_Exercise_
Sift the material for lines containing "bottom", and return them.

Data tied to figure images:
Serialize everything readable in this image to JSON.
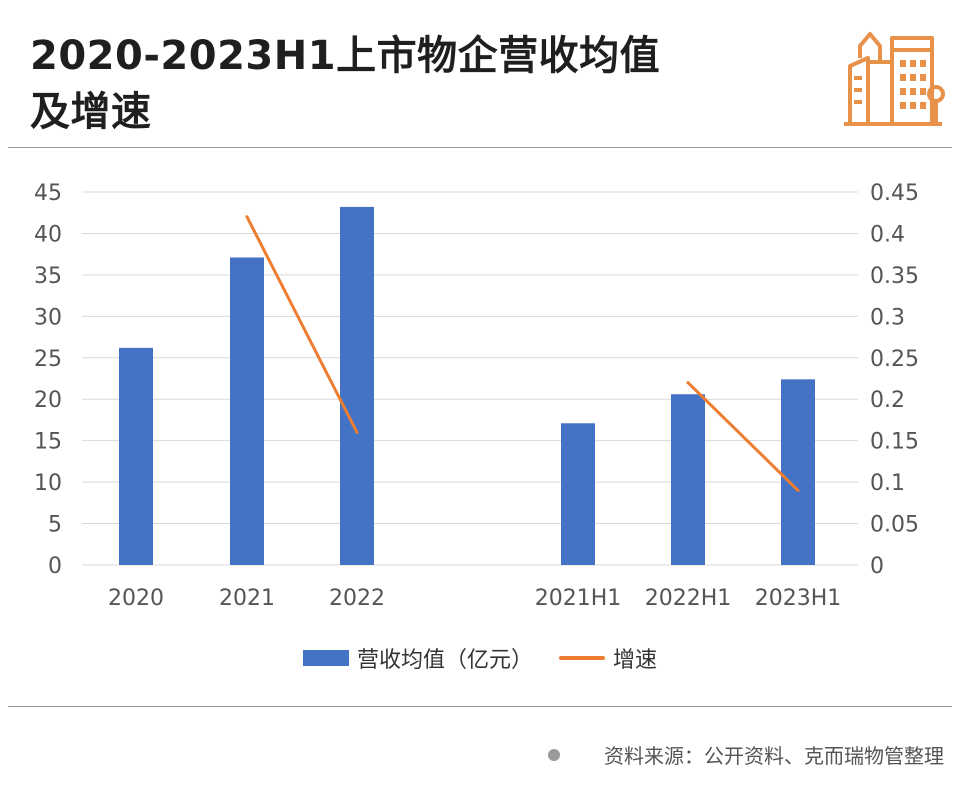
{
  "title": {
    "line1": "2020-2023H1上市物企营收均值",
    "line2": "及增速"
  },
  "logo": {
    "icon": "buildings-icon",
    "color": "#e8914a"
  },
  "legend": {
    "bar_label": "营收均值（亿元）",
    "line_label": "增速"
  },
  "source": {
    "text": "资料来源：公开资料、克而瑞物管整理"
  },
  "colors": {
    "bar": "#4472c4",
    "line": "#ed7d31",
    "grid": "#d9d9d9",
    "axis_text": "#555555"
  },
  "chart_data": {
    "type": "bar",
    "categories": [
      "2020",
      "2021",
      "2022",
      "2021H1",
      "2022H1",
      "2023H1"
    ],
    "series": [
      {
        "name": "营收均值（亿元）",
        "type": "bar",
        "axis": "left",
        "values": [
          26.2,
          37.1,
          43.2,
          17.1,
          20.6,
          22.4
        ]
      },
      {
        "name": "增速",
        "type": "line",
        "axis": "right",
        "segments": [
          {
            "categories": [
              "2021",
              "2022"
            ],
            "values": [
              0.42,
              0.16
            ]
          },
          {
            "categories": [
              "2022H1",
              "2023H1"
            ],
            "values": [
              0.22,
              0.09
            ]
          }
        ]
      }
    ],
    "y_left": {
      "min": 0,
      "max": 45,
      "ticks": [
        "0",
        "5",
        "10",
        "15",
        "20",
        "25",
        "30",
        "35",
        "40",
        "45"
      ]
    },
    "y_right": {
      "min": 0,
      "max": 0.45,
      "ticks": [
        "0",
        "0.05",
        "0.1",
        "0.15",
        "0.2",
        "0.25",
        "0.3",
        "0.35",
        "0.4",
        "0.45"
      ]
    },
    "grid": true,
    "legend_position": "bottom"
  }
}
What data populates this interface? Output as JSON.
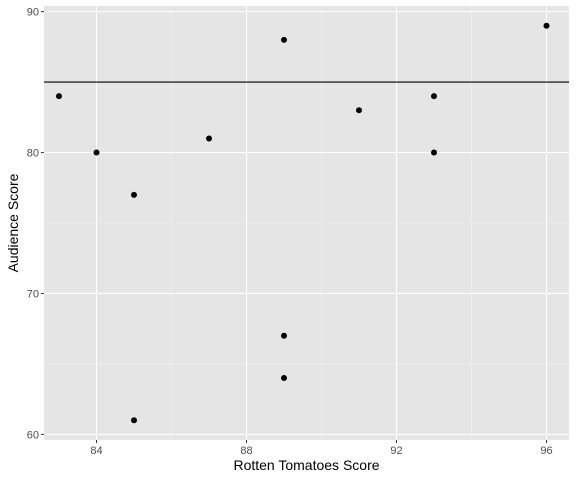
{
  "chart_data": {
    "type": "scatter",
    "title": "",
    "xlabel": "Rotten Tomatoes Score",
    "ylabel": "Audience Score",
    "xlim": [
      82.6,
      96.6
    ],
    "ylim": [
      59.6,
      90.4
    ],
    "x_ticks": [
      84,
      88,
      92,
      96
    ],
    "x_tick_labels": [
      "84",
      "88",
      "92",
      "96"
    ],
    "y_ticks": [
      60,
      70,
      80,
      90
    ],
    "y_tick_labels": [
      "60",
      "70",
      "80",
      "90"
    ],
    "grid": true,
    "legend": "none",
    "reference_line": {
      "orientation": "horizontal",
      "y": 85,
      "color": "#000000"
    },
    "series": [
      {
        "color": "#000000",
        "points": [
          {
            "x": 83,
            "y": 84
          },
          {
            "x": 84,
            "y": 80
          },
          {
            "x": 85,
            "y": 77
          },
          {
            "x": 85,
            "y": 61
          },
          {
            "x": 87,
            "y": 81
          },
          {
            "x": 89,
            "y": 88
          },
          {
            "x": 89,
            "y": 67
          },
          {
            "x": 89,
            "y": 64
          },
          {
            "x": 91,
            "y": 83
          },
          {
            "x": 93,
            "y": 84
          },
          {
            "x": 93,
            "y": 80
          },
          {
            "x": 96,
            "y": 89
          }
        ]
      }
    ],
    "colors": {
      "panel_background": "#e5e5e5",
      "grid_major": "#ffffff",
      "grid_minor": "#f2f2f2",
      "point": "#000000"
    }
  }
}
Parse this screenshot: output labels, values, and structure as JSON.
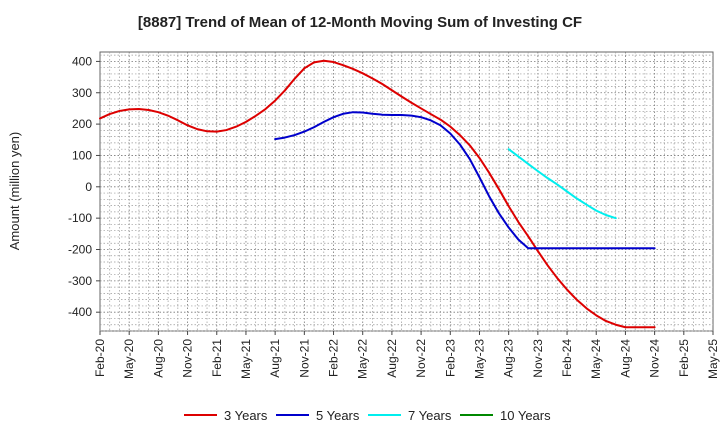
{
  "chart_data": {
    "type": "line",
    "title": "[8887]  Trend of Mean of 12-Month Moving Sum of Investing CF",
    "xlabel": "",
    "ylabel": "Amount (million yen)",
    "ylim": [
      -460,
      430
    ],
    "yticks": [
      400,
      300,
      200,
      100,
      0,
      -100,
      -200,
      -300,
      -400
    ],
    "categories": [
      "Feb-20",
      "May-20",
      "Aug-20",
      "Nov-20",
      "Feb-21",
      "May-21",
      "Aug-21",
      "Nov-21",
      "Feb-22",
      "May-22",
      "Aug-22",
      "Nov-22",
      "Feb-23",
      "May-23",
      "Aug-23",
      "Nov-23",
      "Feb-24",
      "May-24",
      "Aug-24",
      "Nov-24",
      "Feb-25",
      "May-25"
    ],
    "grid": true,
    "legend_position": "bottom",
    "series": [
      {
        "name": "3 Years",
        "color": "#dd0000",
        "x": [
          0,
          0.33,
          0.67,
          1,
          1.33,
          1.67,
          2,
          2.33,
          2.67,
          3,
          3.33,
          3.67,
          4,
          4.33,
          4.67,
          5,
          5.33,
          5.67,
          6,
          6.33,
          6.67,
          7,
          7.33,
          7.67,
          8,
          8.33,
          8.67,
          9,
          9.33,
          9.67,
          10,
          10.33,
          10.67,
          11,
          11.33,
          11.67,
          12,
          12.33,
          12.67,
          13,
          13.33,
          13.67,
          14,
          14.33,
          14.67,
          15,
          15.33,
          15.67,
          16,
          16.33,
          16.67,
          17,
          17.33,
          17.67,
          18,
          18.33,
          18.67,
          19
        ],
        "values": [
          218,
          232,
          242,
          247,
          248,
          245,
          238,
          227,
          212,
          196,
          184,
          177,
          176,
          181,
          192,
          207,
          226,
          248,
          275,
          307,
          345,
          378,
          397,
          402,
          398,
          388,
          376,
          362,
          346,
          328,
          308,
          288,
          268,
          250,
          232,
          214,
          192,
          165,
          132,
          92,
          45,
          -8,
          -62,
          -112,
          -158,
          -205,
          -250,
          -292,
          -328,
          -360,
          -388,
          -410,
          -428,
          -440,
          -448,
          -448,
          -448,
          -448
        ]
      },
      {
        "name": "5 Years",
        "color": "#0000cc",
        "x": [
          6,
          6.33,
          6.67,
          7,
          7.33,
          7.67,
          8,
          8.33,
          8.67,
          9,
          9.33,
          9.67,
          10,
          10.33,
          10.67,
          11,
          11.33,
          11.67,
          12,
          12.33,
          12.67,
          13,
          13.33,
          13.67,
          14,
          14.33,
          14.67,
          15,
          15.33,
          15.67,
          16,
          16.33,
          16.67,
          17,
          17.33,
          17.67,
          18,
          18.33,
          18.67,
          19
        ],
        "values": [
          152,
          157,
          165,
          176,
          190,
          207,
          222,
          233,
          238,
          237,
          233,
          230,
          229,
          229,
          227,
          222,
          212,
          196,
          170,
          135,
          88,
          30,
          -30,
          -85,
          -130,
          -168,
          -196,
          -196,
          -196,
          -196,
          -196,
          -196,
          -196,
          -196,
          -196,
          -196,
          -196,
          -196,
          -196,
          -196
        ]
      },
      {
        "name": "7 Years",
        "color": "#00eeee",
        "x": [
          14,
          14.33,
          14.67,
          15,
          15.33,
          15.67,
          16,
          16.33,
          16.67,
          17,
          17.33,
          17.67
        ],
        "values": [
          120,
          97,
          73,
          50,
          28,
          7,
          -15,
          -37,
          -57,
          -76,
          -90,
          -100
        ]
      },
      {
        "name": "10 Years",
        "color": "#008800",
        "x": [],
        "values": []
      }
    ]
  }
}
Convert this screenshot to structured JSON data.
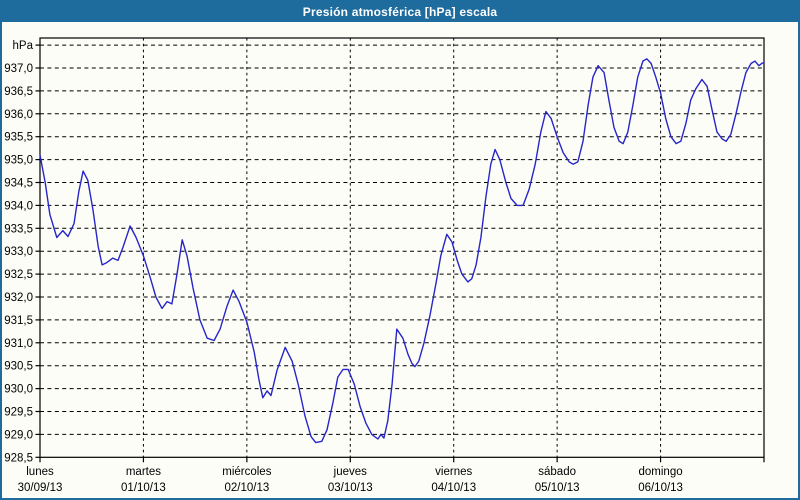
{
  "window": {
    "title": "Presión atmosférica [hPa] escala"
  },
  "colors": {
    "frame_blue": "#1e6b9d",
    "line_blue": "#2626c9",
    "grid_black": "#000000",
    "background": "#fdfdf8"
  },
  "chart_data": {
    "type": "line",
    "title": "Presión atmosférica [hPa] escala",
    "ylabel": "hPa",
    "ylim": [
      928.5,
      937.5
    ],
    "ytick_step": 0.5,
    "grid": "dashed",
    "legend_position": "none",
    "x_unit": "hours_from_monday_00",
    "xlim": [
      0,
      168
    ],
    "yticks": [
      {
        "v": 937.5,
        "label": "hPa"
      },
      {
        "v": 937.0,
        "label": "937,0"
      },
      {
        "v": 936.5,
        "label": "936,5"
      },
      {
        "v": 936.0,
        "label": "936,0"
      },
      {
        "v": 935.5,
        "label": "935,5"
      },
      {
        "v": 935.0,
        "label": "935,0"
      },
      {
        "v": 934.5,
        "label": "934,5"
      },
      {
        "v": 934.0,
        "label": "934,0"
      },
      {
        "v": 933.5,
        "label": "933,5"
      },
      {
        "v": 933.0,
        "label": "933,0"
      },
      {
        "v": 932.5,
        "label": "932,5"
      },
      {
        "v": 932.0,
        "label": "932,0"
      },
      {
        "v": 931.5,
        "label": "931,5"
      },
      {
        "v": 931.0,
        "label": "931,0"
      },
      {
        "v": 930.5,
        "label": "930,5"
      },
      {
        "v": 930.0,
        "label": "930,0"
      },
      {
        "v": 929.5,
        "label": "929,5"
      },
      {
        "v": 929.0,
        "label": "929,0"
      },
      {
        "v": 928.5,
        "label": "928,5"
      }
    ],
    "x_days": [
      {
        "day": "lunes",
        "date": "30/09/13"
      },
      {
        "day": "martes",
        "date": "01/10/13"
      },
      {
        "day": "miércoles",
        "date": "02/10/13"
      },
      {
        "day": "jueves",
        "date": "03/10/13"
      },
      {
        "day": "viernes",
        "date": "04/10/13"
      },
      {
        "day": "sábado",
        "date": "05/10/13"
      },
      {
        "day": "domingo",
        "date": "06/10/13"
      }
    ],
    "series": [
      {
        "name": "presión atmosférica",
        "color": "#2626c9",
        "points": [
          [
            0,
            935.1
          ],
          [
            1.2,
            934.5
          ],
          [
            2.3,
            933.8
          ],
          [
            3.9,
            933.3
          ],
          [
            5.3,
            933.45
          ],
          [
            6.5,
            933.32
          ],
          [
            7.9,
            933.6
          ],
          [
            9,
            934.3
          ],
          [
            10,
            934.75
          ],
          [
            11.1,
            934.55
          ],
          [
            12.3,
            933.9
          ],
          [
            13.5,
            933.1
          ],
          [
            14.4,
            932.7
          ],
          [
            15.5,
            932.75
          ],
          [
            16.9,
            932.85
          ],
          [
            18.1,
            932.8
          ],
          [
            19.3,
            933.1
          ],
          [
            20.9,
            933.55
          ],
          [
            22.3,
            933.3
          ],
          [
            24,
            932.9
          ],
          [
            25.5,
            932.45
          ],
          [
            26.9,
            932.0
          ],
          [
            28.3,
            931.75
          ],
          [
            29.5,
            931.9
          ],
          [
            30.6,
            931.85
          ],
          [
            31.8,
            932.5
          ],
          [
            33,
            933.25
          ],
          [
            34.1,
            932.9
          ],
          [
            35.5,
            932.2
          ],
          [
            37.1,
            931.5
          ],
          [
            38.8,
            931.1
          ],
          [
            40.4,
            931.05
          ],
          [
            41.8,
            931.3
          ],
          [
            43.4,
            931.8
          ],
          [
            44.8,
            932.15
          ],
          [
            46.2,
            931.9
          ],
          [
            48,
            931.45
          ],
          [
            49.7,
            930.8
          ],
          [
            50.8,
            930.2
          ],
          [
            51.7,
            929.8
          ],
          [
            52.7,
            929.95
          ],
          [
            53.6,
            929.85
          ],
          [
            55,
            930.4
          ],
          [
            56.9,
            930.9
          ],
          [
            58.5,
            930.6
          ],
          [
            59.9,
            930.1
          ],
          [
            61.5,
            929.4
          ],
          [
            62.9,
            928.95
          ],
          [
            64,
            928.82
          ],
          [
            65.4,
            928.85
          ],
          [
            66.6,
            929.1
          ],
          [
            68,
            929.7
          ],
          [
            69.1,
            930.25
          ],
          [
            70.3,
            930.42
          ],
          [
            71.5,
            930.42
          ],
          [
            72.9,
            930.1
          ],
          [
            74.3,
            929.6
          ],
          [
            75.6,
            929.25
          ],
          [
            77,
            929.0
          ],
          [
            78.4,
            928.9
          ],
          [
            79.1,
            929.0
          ],
          [
            79.8,
            928.92
          ],
          [
            80.7,
            929.3
          ],
          [
            81.7,
            930.1
          ],
          [
            82.8,
            931.3
          ],
          [
            84.2,
            931.1
          ],
          [
            85.4,
            930.75
          ],
          [
            86.3,
            930.55
          ],
          [
            87,
            930.48
          ],
          [
            87.9,
            930.6
          ],
          [
            89.1,
            931.0
          ],
          [
            90.5,
            931.6
          ],
          [
            91.9,
            932.3
          ],
          [
            93,
            932.9
          ],
          [
            94.4,
            933.37
          ],
          [
            95.6,
            933.2
          ],
          [
            96.8,
            932.8
          ],
          [
            97.9,
            932.5
          ],
          [
            99.3,
            932.33
          ],
          [
            100.2,
            932.4
          ],
          [
            101.2,
            932.7
          ],
          [
            102.3,
            933.3
          ],
          [
            103.5,
            934.2
          ],
          [
            104.6,
            934.9
          ],
          [
            105.6,
            935.22
          ],
          [
            106.7,
            935.0
          ],
          [
            108.1,
            934.5
          ],
          [
            109.3,
            934.15
          ],
          [
            110.7,
            934.0
          ],
          [
            112.1,
            934.0
          ],
          [
            113.5,
            934.35
          ],
          [
            114.9,
            934.9
          ],
          [
            116.2,
            935.6
          ],
          [
            117.4,
            936.05
          ],
          [
            118.6,
            935.9
          ],
          [
            120,
            935.5
          ],
          [
            121.4,
            935.15
          ],
          [
            122.8,
            934.95
          ],
          [
            123.7,
            934.9
          ],
          [
            124.8,
            934.95
          ],
          [
            126,
            935.4
          ],
          [
            127.2,
            936.2
          ],
          [
            128.3,
            936.8
          ],
          [
            129.5,
            937.05
          ],
          [
            130.9,
            936.9
          ],
          [
            132,
            936.3
          ],
          [
            133.2,
            935.7
          ],
          [
            134.4,
            935.4
          ],
          [
            135.3,
            935.35
          ],
          [
            136.4,
            935.6
          ],
          [
            137.6,
            936.2
          ],
          [
            138.7,
            936.8
          ],
          [
            139.9,
            937.15
          ],
          [
            140.8,
            937.2
          ],
          [
            141.8,
            937.1
          ],
          [
            142.9,
            936.8
          ],
          [
            144,
            936.45
          ],
          [
            145.2,
            935.9
          ],
          [
            146.4,
            935.5
          ],
          [
            147.6,
            935.35
          ],
          [
            148.7,
            935.4
          ],
          [
            149.9,
            935.8
          ],
          [
            151,
            936.3
          ],
          [
            152.2,
            936.55
          ],
          [
            153.6,
            936.75
          ],
          [
            154.8,
            936.6
          ],
          [
            155.9,
            936.1
          ],
          [
            157.1,
            935.6
          ],
          [
            158.3,
            935.45
          ],
          [
            159.2,
            935.4
          ],
          [
            160.3,
            935.55
          ],
          [
            161.5,
            936.0
          ],
          [
            162.7,
            936.5
          ],
          [
            163.8,
            936.9
          ],
          [
            165,
            937.1
          ],
          [
            165.9,
            937.15
          ],
          [
            166.8,
            937.05
          ],
          [
            167.5,
            937.1
          ],
          [
            168,
            937.12
          ]
        ]
      }
    ]
  }
}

_Exercise output_
    "legend_position": "bottom"
    "legend_position": "bottom",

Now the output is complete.